• [STATED PROBLEM] Without including any images, repeat the data exactly.
....
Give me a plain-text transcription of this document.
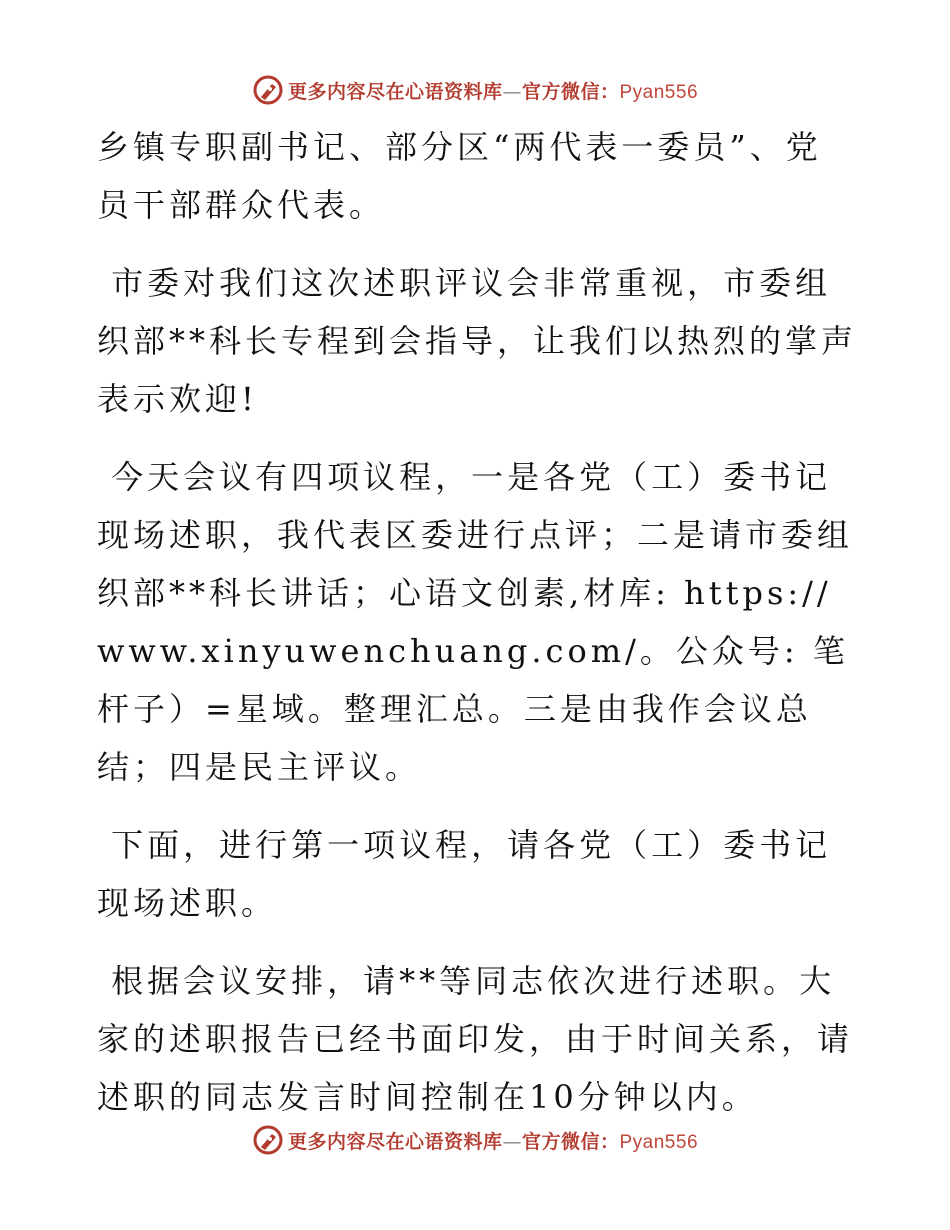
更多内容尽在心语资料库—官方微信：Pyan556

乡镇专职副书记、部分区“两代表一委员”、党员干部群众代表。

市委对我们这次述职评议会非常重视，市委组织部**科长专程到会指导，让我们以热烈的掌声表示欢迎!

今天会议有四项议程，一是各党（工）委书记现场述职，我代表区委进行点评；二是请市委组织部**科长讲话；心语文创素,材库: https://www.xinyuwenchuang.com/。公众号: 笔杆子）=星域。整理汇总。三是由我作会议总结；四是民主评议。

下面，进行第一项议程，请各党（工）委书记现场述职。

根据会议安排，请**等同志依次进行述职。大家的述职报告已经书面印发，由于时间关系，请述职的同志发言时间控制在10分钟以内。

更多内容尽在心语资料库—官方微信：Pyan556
....
• [CORRECT ANSWER]
Give me a plain-text transcription of this document.
更多内容尽在心语资料库—官方微信：Pyan556

乡镇专职副书记、部分区“两代表一委员”、党员干部群众代表。

市委对我们这次述职评议会非常重视，市委组织部**科长专程到会指导，让我们以热烈的掌声表示欢迎!

今天会议有四项议程，一是各党（工）委书记现场述职，我代表区委进行点评；二是请市委组织部**科长讲话；心语文创素,材库: https://www.xinyuwenchuang.com/。公众号: 笔杆子）=星域。整理汇总。三是由我作会议总结；四是民主评议。

下面，进行第一项议程，请各党（工）委书记现场述职。

根据会议安排，请**等同志依次进行述职。大家的述职报告已经书面印发，由于时间关系，请述职的同志发言时间控制在10分钟以内。

更多内容尽在心语资料库—官方微信：Pyan556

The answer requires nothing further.